*What you have to do:*
In the copy, include every entry exactly but none of the images.

## BEGIN Records for this exercise

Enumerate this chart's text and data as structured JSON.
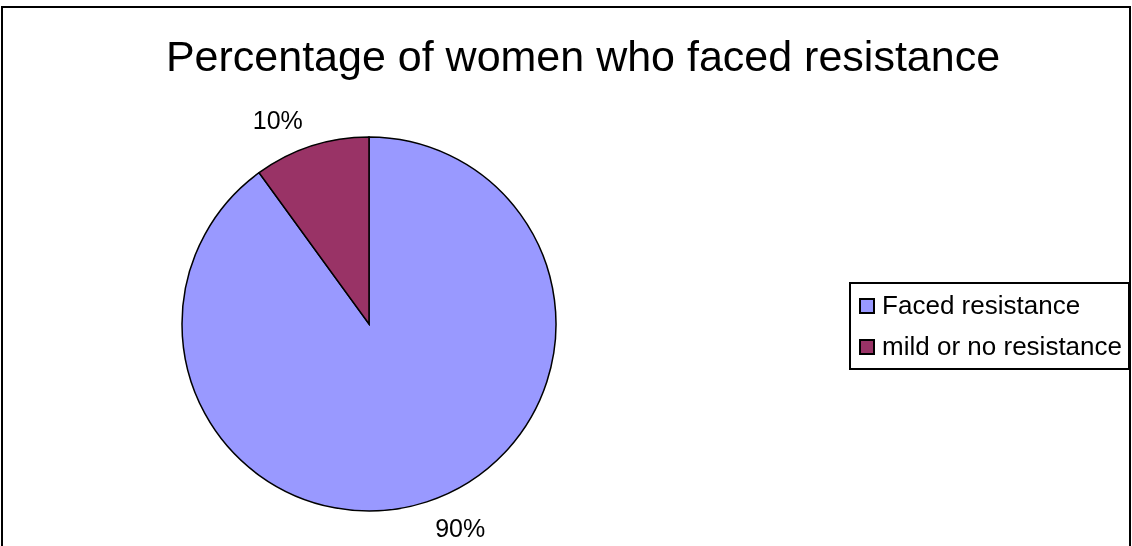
{
  "chart_data": {
    "type": "pie",
    "title": "Percentage of women who faced resistance",
    "categories": [
      "Faced resistance",
      "mild or no resistance"
    ],
    "values": [
      90,
      10
    ],
    "colors": [
      "#9999ff",
      "#993366"
    ],
    "value_labels": [
      "90%",
      "10%"
    ],
    "legend": "right"
  }
}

## END Records for this exercise

*Result of the task:*
Enumerate this chart's text and data as structured JSON.
{
  "chart_data": {
    "type": "pie",
    "title": "Percentage of women who faced resistance",
    "categories": [
      "Faced resistance",
      "mild or no resistance"
    ],
    "values": [
      90,
      10
    ],
    "colors": [
      "#9999ff",
      "#993366"
    ],
    "value_labels": [
      "90%",
      "10%"
    ],
    "legend": "right"
  }
}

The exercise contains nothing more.